_Short problem_
Copy the items from the first line through the line containing "card-title: Temperature [45, 558, 102, 570]", swapping every "hour-dot" for "hour-marker" and changing nothing else.

_Data excerpts_
--- BEGIN ---

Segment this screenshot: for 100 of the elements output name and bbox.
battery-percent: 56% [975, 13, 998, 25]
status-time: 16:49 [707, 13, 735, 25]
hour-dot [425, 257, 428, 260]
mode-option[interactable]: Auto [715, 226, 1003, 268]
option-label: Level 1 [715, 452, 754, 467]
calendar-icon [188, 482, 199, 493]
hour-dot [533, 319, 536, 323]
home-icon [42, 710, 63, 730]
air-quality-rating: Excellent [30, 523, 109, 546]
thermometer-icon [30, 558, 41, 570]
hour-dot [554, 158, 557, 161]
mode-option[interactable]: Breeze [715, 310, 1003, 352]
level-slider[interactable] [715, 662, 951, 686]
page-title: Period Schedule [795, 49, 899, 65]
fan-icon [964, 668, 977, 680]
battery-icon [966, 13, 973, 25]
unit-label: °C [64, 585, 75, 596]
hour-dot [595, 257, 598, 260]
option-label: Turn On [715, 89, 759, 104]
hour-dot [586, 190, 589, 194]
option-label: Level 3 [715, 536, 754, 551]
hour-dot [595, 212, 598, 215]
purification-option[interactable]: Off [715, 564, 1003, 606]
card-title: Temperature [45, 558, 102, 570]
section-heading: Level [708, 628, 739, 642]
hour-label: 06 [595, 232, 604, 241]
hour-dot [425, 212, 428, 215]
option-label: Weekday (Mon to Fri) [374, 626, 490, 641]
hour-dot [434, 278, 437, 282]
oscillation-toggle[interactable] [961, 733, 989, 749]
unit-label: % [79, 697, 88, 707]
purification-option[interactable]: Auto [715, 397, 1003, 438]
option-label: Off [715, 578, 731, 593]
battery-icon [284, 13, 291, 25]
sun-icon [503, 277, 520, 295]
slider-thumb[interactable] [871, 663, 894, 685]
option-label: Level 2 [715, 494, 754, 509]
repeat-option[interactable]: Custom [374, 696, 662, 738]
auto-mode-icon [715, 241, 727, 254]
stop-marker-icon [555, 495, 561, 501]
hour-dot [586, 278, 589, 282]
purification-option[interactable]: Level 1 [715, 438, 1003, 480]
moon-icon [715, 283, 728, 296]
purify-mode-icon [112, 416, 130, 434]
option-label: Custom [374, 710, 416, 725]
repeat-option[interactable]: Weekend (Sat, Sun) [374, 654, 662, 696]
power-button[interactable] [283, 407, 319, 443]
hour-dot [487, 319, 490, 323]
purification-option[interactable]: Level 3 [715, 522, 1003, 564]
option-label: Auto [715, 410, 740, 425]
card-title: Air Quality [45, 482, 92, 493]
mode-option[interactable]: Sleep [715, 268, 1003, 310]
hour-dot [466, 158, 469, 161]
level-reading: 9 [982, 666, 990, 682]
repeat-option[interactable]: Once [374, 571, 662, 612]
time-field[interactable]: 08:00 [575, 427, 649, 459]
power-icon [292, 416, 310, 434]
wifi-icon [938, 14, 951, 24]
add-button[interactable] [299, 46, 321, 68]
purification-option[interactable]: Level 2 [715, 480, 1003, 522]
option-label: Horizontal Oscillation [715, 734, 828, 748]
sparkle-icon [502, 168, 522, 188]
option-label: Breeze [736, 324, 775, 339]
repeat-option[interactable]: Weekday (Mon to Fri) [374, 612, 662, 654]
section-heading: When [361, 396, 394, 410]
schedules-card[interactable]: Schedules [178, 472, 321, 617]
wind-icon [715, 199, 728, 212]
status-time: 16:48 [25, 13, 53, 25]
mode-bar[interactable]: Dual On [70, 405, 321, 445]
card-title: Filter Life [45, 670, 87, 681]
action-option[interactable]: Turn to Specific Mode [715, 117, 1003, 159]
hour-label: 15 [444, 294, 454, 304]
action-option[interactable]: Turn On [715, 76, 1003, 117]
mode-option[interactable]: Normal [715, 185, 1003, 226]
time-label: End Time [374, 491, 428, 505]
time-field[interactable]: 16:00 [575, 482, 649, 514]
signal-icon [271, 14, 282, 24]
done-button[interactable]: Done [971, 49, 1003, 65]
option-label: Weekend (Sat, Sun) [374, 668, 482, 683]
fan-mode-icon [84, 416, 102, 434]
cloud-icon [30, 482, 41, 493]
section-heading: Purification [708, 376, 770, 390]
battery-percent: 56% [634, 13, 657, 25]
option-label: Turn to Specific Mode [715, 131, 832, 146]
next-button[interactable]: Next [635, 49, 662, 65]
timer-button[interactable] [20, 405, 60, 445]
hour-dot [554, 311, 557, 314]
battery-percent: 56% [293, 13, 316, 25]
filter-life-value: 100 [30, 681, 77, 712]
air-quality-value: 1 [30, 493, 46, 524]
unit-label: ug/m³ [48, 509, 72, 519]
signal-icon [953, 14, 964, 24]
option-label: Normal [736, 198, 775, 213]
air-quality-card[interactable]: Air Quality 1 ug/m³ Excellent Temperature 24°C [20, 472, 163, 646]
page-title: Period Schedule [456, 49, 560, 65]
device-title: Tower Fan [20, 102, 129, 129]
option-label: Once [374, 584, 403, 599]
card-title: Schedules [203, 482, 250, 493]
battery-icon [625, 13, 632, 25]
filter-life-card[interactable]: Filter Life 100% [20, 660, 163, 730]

--- END ---

_Solution to this task_
Segment this screenshot: for 100 of the elements output name and bbox.
battery-percent: 56% [975, 13, 998, 25]
status-time: 16:49 [707, 13, 735, 25]
hour-marker [425, 257, 428, 260]
mode-option[interactable]: Auto [715, 226, 1003, 268]
option-label: Level 1 [715, 452, 754, 467]
calendar-icon [188, 482, 199, 493]
hour-marker [533, 319, 536, 323]
home-icon [42, 710, 63, 730]
air-quality-rating: Excellent [30, 523, 109, 546]
thermometer-icon [30, 558, 41, 570]
hour-marker [554, 158, 557, 161]
mode-option[interactable]: Breeze [715, 310, 1003, 352]
level-slider[interactable] [715, 662, 951, 686]
page-title: Period Schedule [795, 49, 899, 65]
fan-icon [964, 668, 977, 680]
battery-icon [966, 13, 973, 25]
unit-label: °C [64, 585, 75, 596]
hour-marker [595, 257, 598, 260]
option-label: Turn On [715, 89, 759, 104]
hour-marker [586, 190, 589, 194]
option-label: Level 3 [715, 536, 754, 551]
hour-marker [595, 212, 598, 215]
purification-option[interactable]: Off [715, 564, 1003, 606]
card-title: Temperature [45, 558, 102, 570]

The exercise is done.